(Required task): For each line in the data below that holds "this", return a copy.

(Materials provided):
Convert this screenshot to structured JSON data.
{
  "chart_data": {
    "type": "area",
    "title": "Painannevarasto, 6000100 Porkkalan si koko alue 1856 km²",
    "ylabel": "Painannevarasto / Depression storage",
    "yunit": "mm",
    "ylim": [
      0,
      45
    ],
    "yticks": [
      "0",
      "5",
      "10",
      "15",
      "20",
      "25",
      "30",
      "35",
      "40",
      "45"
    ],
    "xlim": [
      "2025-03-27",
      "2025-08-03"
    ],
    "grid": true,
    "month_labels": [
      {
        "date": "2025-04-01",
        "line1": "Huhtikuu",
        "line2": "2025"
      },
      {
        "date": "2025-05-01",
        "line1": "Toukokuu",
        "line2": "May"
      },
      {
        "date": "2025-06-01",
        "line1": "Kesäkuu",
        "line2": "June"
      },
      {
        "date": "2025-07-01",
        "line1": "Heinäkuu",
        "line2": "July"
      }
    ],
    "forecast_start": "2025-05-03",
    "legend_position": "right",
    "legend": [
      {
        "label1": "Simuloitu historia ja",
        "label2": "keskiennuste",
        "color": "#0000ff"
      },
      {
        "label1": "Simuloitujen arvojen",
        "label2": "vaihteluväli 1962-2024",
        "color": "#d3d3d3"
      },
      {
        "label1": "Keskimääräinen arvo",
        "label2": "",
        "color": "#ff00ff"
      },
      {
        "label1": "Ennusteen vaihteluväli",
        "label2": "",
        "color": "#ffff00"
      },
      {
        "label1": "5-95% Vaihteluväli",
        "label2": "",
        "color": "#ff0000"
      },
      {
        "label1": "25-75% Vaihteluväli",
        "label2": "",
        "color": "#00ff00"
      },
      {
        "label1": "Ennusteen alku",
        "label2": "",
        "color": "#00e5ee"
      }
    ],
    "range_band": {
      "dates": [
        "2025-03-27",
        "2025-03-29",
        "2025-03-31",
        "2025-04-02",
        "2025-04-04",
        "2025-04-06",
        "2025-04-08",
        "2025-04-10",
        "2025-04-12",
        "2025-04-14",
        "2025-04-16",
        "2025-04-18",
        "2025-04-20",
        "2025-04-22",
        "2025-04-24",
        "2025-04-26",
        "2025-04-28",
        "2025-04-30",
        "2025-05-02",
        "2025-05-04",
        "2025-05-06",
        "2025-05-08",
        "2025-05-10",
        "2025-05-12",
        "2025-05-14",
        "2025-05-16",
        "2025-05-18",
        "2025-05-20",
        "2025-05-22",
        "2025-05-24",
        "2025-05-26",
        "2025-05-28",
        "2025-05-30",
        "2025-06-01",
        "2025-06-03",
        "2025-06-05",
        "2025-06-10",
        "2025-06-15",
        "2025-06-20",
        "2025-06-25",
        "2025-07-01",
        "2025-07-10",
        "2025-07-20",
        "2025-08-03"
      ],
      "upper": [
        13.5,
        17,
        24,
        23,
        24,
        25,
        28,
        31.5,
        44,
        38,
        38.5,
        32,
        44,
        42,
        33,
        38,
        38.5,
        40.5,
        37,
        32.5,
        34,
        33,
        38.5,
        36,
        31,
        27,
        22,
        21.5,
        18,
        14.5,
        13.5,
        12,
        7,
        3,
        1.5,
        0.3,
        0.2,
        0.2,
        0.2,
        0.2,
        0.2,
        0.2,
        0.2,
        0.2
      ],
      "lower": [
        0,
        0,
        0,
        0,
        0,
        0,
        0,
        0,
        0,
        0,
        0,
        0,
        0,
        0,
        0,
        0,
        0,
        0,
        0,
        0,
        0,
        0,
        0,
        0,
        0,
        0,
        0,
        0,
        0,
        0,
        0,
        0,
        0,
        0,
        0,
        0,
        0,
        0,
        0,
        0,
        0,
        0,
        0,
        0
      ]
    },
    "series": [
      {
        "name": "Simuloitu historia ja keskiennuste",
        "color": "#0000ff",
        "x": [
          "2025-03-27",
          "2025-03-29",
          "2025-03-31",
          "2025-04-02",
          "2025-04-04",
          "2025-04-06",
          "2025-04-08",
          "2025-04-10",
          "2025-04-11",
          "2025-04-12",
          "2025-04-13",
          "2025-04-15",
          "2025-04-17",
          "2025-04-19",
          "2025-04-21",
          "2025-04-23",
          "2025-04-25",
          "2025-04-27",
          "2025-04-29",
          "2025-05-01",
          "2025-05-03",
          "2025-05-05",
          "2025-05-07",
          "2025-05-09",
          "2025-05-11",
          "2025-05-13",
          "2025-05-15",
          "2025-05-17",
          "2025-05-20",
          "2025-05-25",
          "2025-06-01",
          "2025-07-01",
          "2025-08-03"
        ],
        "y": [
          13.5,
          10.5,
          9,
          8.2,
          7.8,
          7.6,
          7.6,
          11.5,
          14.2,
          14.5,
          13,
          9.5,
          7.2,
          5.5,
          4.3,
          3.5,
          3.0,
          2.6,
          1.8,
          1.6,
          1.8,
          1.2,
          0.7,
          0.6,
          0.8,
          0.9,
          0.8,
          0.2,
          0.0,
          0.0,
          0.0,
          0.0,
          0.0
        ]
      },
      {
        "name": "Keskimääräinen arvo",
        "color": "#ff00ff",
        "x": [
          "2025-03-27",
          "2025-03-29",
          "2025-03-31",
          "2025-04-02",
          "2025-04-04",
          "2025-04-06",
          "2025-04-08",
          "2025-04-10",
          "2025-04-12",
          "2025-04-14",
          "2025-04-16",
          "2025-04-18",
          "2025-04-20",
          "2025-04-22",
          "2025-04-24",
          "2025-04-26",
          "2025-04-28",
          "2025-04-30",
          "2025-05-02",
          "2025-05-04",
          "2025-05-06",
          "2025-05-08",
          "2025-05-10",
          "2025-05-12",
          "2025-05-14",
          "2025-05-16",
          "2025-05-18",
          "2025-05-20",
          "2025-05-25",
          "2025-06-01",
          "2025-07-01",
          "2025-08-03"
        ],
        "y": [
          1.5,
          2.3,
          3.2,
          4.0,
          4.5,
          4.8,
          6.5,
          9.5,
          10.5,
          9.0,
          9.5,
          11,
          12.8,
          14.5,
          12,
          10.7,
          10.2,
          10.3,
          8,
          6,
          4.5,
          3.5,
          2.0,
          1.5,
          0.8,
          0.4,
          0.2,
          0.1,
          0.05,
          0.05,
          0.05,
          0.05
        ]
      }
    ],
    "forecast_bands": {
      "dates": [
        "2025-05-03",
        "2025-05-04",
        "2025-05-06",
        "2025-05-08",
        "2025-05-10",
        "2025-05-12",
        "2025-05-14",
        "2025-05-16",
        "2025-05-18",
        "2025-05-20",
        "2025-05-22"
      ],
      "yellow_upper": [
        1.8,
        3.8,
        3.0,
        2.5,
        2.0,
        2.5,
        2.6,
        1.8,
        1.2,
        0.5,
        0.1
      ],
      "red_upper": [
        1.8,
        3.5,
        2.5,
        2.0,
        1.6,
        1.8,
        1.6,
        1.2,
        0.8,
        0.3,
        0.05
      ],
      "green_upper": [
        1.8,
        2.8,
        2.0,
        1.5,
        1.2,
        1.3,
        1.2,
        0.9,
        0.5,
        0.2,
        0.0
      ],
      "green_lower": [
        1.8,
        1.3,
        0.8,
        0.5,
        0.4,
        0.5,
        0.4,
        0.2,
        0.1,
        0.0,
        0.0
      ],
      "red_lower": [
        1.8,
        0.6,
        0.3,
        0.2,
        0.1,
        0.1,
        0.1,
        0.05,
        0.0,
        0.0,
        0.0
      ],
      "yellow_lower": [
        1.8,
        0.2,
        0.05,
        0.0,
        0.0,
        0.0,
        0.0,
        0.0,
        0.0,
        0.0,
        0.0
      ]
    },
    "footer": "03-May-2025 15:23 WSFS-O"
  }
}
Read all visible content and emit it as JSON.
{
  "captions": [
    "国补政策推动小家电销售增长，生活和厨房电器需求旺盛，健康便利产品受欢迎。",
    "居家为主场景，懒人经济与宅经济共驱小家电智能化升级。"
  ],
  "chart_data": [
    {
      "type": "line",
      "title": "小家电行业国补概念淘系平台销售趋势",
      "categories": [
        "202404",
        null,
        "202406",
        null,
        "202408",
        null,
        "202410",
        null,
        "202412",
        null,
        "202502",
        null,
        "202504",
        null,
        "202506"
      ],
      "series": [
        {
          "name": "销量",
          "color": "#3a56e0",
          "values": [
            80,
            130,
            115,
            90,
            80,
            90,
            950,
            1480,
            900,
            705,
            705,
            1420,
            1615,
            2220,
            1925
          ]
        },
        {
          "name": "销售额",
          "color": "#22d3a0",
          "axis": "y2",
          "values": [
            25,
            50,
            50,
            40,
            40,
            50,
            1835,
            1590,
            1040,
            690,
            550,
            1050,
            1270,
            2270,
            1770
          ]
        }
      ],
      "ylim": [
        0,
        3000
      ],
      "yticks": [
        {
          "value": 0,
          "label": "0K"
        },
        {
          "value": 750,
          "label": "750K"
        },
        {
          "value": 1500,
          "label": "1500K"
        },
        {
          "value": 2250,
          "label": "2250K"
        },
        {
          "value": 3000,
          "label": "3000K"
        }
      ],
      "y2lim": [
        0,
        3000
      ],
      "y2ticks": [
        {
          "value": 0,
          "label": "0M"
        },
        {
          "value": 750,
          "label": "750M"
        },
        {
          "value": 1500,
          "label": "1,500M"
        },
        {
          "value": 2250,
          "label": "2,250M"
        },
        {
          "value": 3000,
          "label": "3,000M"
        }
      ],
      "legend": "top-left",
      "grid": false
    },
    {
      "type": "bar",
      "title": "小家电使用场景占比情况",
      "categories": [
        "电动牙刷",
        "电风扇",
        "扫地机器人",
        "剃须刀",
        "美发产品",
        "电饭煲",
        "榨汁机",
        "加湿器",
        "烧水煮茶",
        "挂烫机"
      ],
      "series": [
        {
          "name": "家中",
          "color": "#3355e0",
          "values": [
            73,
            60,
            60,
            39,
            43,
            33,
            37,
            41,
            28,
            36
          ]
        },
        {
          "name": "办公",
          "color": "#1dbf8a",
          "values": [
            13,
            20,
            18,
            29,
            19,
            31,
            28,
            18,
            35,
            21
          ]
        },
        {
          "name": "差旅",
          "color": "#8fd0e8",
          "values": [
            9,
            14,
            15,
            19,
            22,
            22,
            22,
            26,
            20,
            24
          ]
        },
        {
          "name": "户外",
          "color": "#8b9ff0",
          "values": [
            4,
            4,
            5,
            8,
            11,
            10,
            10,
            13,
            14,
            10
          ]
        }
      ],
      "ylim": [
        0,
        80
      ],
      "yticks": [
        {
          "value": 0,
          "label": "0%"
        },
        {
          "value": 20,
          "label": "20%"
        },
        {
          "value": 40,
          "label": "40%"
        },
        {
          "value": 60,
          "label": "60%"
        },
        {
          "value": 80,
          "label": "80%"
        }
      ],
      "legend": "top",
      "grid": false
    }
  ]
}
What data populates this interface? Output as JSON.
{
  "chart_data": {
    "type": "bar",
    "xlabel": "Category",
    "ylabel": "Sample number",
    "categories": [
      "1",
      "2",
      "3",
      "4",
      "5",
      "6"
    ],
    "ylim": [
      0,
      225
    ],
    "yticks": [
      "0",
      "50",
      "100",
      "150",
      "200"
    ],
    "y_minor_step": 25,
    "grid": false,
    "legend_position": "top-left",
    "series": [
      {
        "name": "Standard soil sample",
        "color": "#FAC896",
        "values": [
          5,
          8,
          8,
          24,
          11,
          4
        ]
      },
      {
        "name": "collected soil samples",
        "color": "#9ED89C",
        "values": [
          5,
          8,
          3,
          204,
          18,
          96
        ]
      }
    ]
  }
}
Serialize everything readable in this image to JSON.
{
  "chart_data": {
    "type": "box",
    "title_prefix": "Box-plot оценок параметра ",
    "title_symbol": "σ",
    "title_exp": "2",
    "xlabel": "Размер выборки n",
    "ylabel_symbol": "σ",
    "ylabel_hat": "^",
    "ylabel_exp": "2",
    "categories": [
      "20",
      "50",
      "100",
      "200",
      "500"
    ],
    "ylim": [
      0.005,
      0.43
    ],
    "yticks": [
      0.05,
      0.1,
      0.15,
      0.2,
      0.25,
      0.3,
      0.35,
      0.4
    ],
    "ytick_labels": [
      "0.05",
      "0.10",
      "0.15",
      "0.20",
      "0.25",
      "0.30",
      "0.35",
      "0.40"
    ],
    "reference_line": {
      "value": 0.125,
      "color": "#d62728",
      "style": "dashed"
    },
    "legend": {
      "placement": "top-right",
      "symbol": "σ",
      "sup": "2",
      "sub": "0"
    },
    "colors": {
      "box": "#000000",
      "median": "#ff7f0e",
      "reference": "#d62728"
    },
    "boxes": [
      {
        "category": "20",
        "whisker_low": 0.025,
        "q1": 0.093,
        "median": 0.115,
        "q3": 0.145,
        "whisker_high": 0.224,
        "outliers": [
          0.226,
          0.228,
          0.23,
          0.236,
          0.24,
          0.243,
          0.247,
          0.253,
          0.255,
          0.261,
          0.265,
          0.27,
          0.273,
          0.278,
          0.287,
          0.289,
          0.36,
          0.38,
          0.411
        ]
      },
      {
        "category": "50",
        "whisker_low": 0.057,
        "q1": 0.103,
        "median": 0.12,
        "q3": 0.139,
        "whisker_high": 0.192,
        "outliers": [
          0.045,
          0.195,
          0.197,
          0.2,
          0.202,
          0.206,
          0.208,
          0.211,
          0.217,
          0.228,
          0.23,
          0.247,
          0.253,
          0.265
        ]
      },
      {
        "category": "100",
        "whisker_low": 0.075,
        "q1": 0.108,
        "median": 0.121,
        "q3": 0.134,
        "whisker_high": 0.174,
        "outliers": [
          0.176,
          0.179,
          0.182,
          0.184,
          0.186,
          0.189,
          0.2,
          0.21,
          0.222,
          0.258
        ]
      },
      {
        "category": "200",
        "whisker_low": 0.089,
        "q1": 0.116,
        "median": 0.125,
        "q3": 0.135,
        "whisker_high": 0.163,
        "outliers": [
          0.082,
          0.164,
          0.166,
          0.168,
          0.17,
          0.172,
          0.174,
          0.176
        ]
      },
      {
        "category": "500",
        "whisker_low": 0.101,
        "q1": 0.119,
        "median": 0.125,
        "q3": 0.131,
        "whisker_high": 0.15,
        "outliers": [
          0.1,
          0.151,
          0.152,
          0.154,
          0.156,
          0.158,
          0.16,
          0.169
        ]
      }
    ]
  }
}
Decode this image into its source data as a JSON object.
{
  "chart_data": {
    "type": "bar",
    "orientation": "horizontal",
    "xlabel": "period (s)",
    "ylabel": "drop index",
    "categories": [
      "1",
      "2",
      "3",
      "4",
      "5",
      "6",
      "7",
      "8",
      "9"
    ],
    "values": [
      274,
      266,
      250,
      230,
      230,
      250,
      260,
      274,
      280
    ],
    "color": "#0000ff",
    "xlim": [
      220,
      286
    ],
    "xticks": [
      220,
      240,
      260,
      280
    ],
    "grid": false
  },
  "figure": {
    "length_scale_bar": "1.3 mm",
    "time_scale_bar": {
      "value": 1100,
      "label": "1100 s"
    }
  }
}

(Task answer):
Convert this screenshot to structured JSON data.
What data populates this interface? Output as JSON.
Serialize everything readable in this image to JSON.
Decode this image into its source data as a JSON object.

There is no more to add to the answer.